TASK: Print all the records exactly, please.

Source data:
***
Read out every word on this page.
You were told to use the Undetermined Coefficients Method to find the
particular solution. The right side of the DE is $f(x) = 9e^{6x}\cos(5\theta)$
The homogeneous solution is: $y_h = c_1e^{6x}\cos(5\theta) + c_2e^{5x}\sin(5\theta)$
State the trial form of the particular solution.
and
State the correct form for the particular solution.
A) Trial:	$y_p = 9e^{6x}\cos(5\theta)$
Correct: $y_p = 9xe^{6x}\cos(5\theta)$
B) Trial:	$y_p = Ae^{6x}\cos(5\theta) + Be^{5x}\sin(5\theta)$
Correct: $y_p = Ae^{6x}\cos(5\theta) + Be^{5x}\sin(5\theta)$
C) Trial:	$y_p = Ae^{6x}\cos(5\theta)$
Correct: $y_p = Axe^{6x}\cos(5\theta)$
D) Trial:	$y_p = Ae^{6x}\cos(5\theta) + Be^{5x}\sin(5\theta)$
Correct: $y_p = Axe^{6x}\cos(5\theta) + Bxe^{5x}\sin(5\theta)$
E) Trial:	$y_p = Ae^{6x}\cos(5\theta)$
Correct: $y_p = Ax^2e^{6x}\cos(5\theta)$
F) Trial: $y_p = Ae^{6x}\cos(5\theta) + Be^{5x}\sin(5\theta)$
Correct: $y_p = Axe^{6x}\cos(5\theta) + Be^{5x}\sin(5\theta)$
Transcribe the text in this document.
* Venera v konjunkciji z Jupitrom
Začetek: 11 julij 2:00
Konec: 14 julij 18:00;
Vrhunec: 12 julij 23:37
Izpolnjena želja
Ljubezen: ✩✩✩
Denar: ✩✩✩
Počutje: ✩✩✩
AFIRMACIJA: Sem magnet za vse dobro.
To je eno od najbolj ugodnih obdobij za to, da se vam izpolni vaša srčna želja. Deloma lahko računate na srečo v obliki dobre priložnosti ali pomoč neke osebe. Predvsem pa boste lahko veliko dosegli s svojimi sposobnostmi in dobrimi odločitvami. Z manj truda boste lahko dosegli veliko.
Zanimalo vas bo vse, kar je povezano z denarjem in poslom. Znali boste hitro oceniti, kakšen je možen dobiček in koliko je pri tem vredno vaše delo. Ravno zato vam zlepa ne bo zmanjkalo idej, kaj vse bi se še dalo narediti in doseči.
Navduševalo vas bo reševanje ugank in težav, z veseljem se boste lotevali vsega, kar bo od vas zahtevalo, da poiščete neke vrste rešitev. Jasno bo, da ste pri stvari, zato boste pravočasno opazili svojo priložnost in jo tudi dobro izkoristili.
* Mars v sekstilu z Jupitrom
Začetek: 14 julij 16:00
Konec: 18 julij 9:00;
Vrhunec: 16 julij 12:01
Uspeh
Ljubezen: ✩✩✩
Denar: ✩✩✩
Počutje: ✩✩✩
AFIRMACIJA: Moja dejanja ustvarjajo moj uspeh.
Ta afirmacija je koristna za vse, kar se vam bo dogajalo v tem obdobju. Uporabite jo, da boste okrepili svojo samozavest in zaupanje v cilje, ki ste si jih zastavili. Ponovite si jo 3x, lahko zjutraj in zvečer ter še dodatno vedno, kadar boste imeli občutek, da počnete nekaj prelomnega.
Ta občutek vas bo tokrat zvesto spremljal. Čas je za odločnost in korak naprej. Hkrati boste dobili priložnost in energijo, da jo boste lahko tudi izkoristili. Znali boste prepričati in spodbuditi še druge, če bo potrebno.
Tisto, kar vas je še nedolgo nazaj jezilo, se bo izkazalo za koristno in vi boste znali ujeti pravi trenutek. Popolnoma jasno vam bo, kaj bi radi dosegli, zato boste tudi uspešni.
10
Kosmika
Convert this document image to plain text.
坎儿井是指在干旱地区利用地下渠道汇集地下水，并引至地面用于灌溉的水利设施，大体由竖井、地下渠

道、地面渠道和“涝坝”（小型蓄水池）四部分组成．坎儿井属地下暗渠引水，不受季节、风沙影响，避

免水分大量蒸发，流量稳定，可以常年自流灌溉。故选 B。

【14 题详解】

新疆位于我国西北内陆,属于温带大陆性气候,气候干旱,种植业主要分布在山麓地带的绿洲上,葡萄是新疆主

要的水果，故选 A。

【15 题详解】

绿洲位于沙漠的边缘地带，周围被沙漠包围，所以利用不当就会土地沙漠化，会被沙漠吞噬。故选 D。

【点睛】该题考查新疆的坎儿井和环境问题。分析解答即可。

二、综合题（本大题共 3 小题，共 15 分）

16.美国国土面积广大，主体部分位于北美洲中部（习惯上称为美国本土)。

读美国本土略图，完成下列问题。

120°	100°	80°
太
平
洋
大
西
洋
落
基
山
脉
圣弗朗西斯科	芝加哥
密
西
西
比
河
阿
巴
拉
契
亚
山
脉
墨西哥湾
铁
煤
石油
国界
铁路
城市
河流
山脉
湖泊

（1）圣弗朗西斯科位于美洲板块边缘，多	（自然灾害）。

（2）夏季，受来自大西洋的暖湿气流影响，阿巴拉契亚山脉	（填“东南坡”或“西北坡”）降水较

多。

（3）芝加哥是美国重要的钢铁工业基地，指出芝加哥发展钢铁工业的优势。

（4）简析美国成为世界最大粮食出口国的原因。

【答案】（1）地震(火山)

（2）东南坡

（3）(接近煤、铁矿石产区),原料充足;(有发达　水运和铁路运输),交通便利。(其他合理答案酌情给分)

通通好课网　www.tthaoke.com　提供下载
***
THE OUTPUT:
Read out every word on this page.
You were told to use the Undetermined Coefficients Method to find the
particular solution. The right side of the DE is $f(x) = 9e^{6x}\cos(5\theta)$
The homogeneous solution is: $y_h = c_1e^{6x}\cos(5\theta) + c_2e^{5x}\sin(5\theta)$
State the trial form of the particular solution.
and
State the correct form for the particular solution.
A) Trial:	$y_p = 9e^{6x}\cos(5\theta)$
Correct: $y_p = 9xe^{6x}\cos(5\theta)$
B) Trial:	$y_p = Ae^{6x}\cos(5\theta) + Be^{5x}\sin(5\theta)$
Correct: $y_p = Ae^{6x}\cos(5\theta) + Be^{5x}\sin(5\theta)$
C) Trial:	$y_p = Ae^{6x}\cos(5\theta)$
Correct: $y_p = Axe^{6x}\cos(5\theta)$
D) Trial:	$y_p = Ae^{6x}\cos(5\theta) + Be^{5x}\sin(5\theta)$
Correct: $y_p = Axe^{6x}\cos(5\theta) + Bxe^{5x}\sin(5\theta)$
E) Trial:	$y_p = Ae^{6x}\cos(5\theta)$
Correct: $y_p = Ax^2e^{6x}\cos(5\theta)$
F) Trial: $y_p = Ae^{6x}\cos(5\theta) + Be^{5x}\sin(5\theta)$
Correct: $y_p = Axe^{6x}\cos(5\theta) + Be^{5x}\sin(5\theta)$
Transcribe the text in this document.
* Venera v konjunkciji z Jupitrom
Začetek: 11 julij 2:00
Konec: 14 julij 18:00;
Vrhunec: 12 julij 23:37
Izpolnjena želja
Ljubezen: ✩✩✩
Denar: ✩✩✩
Počutje: ✩✩✩
AFIRMACIJA: Sem magnet za vse dobro.
To je eno od najbolj ugodnih obdobij za to, da se vam izpolni vaša srčna želja. Deloma lahko računate na srečo v obliki dobre priložnosti ali pomoč neke osebe. Predvsem pa boste lahko veliko dosegli s svojimi sposobnostmi in dobrimi odločitvami. Z manj truda boste lahko dosegli veliko.
Zanimalo vas bo vse, kar je povezano z denarjem in poslom. Znali boste hitro oceniti, kakšen je možen dobiček in koliko je pri tem vredno vaše delo. Ravno zato vam zlepa ne bo zmanjkalo idej, kaj vse bi se še dalo narediti in doseči.
Navduševalo vas bo reševanje ugank in težav, z veseljem se boste lotevali vsega, kar bo od vas zahtevalo, da poiščete neke vrste rešitev. Jasno bo, da ste pri stvari, zato boste pravočasno opazili svojo priložnost in jo tudi dobro izkoristili.
* Mars v sekstilu z Jupitrom
Začetek: 14 julij 16:00
Konec: 18 julij 9:00;
Vrhunec: 16 julij 12:01
Uspeh
Ljubezen: ✩✩✩
Denar: ✩✩✩
Počutje: ✩✩✩
AFIRMACIJA: Moja dejanja ustvarjajo moj uspeh.
Ta afirmacija je koristna za vse, kar se vam bo dogajalo v tem obdobju. Uporabite jo, da boste okrepili svojo samozavest in zaupanje v cilje, ki ste si jih zastavili. Ponovite si jo 3x, lahko zjutraj in zvečer ter še dodatno vedno, kadar boste imeli občutek, da počnete nekaj prelomnega.
Ta občutek vas bo tokrat zvesto spremljal. Čas je za odločnost in korak naprej. Hkrati boste dobili priložnost in energijo, da jo boste lahko tudi izkoristili. Znali boste prepričati in spodbuditi še druge, če bo potrebno.
Tisto, kar vas je še nedolgo nazaj jezilo, se bo izkazalo za koristno in vi boste znali ujeti pravi trenutek. Popolnoma jasno vam bo, kaj bi radi dosegli, zato boste tudi uspešni.
10
Kosmika
Convert this document image to plain text.
坎儿井是指在干旱地区利用地下渠道汇集地下水，并引至地面用于灌溉的水利设施，大体由竖井、地下渠

道、地面渠道和“涝坝”（小型蓄水池）四部分组成．坎儿井属地下暗渠引水，不受季节、风沙影响，避

免水分大量蒸发，流量稳定，可以常年自流灌溉。故选 B。

【14 题详解】

新疆位于我国西北内陆,属于温带大陆性气候,气候干旱,种植业主要分布在山麓地带的绿洲上,葡萄是新疆主

要的水果，故选 A。

【15 题详解】

绿洲位于沙漠的边缘地带，周围被沙漠包围，所以利用不当就会土地沙漠化，会被沙漠吞噬。故选 D。

【点睛】该题考查新疆的坎儿井和环境问题。分析解答即可。

二、综合题（本大题共 3 小题，共 15 分）

16.美国国土面积广大，主体部分位于北美洲中部（习惯上称为美国本土)。

读美国本土略图，完成下列问题。

120°	100°	80°
太
平
洋
大
西
洋
落
基
山
脉
圣弗朗西斯科	芝加哥
密
西
西
比
河
阿
巴
拉
契
亚
山
脉
墨西哥湾
铁
煤
石油
国界
铁路
城市
河流
山脉
湖泊

（1）圣弗朗西斯科位于美洲板块边缘，多	（自然灾害）。

（2）夏季，受来自大西洋的暖湿气流影响，阿巴拉契亚山脉	（填“东南坡”或“西北坡”）降水较

多。

（3）芝加哥是美国重要的钢铁工业基地，指出芝加哥发展钢铁工业的优势。

（4）简析美国成为世界最大粮食出口国的原因。

【答案】（1）地震(火山)

（2）东南坡

（3）(接近煤、铁矿石产区),原料充足;(有发达　水运和铁路运输),交通便利。(其他合理答案酌情给分)

通通好课网　www.tthaoke.com　提供下载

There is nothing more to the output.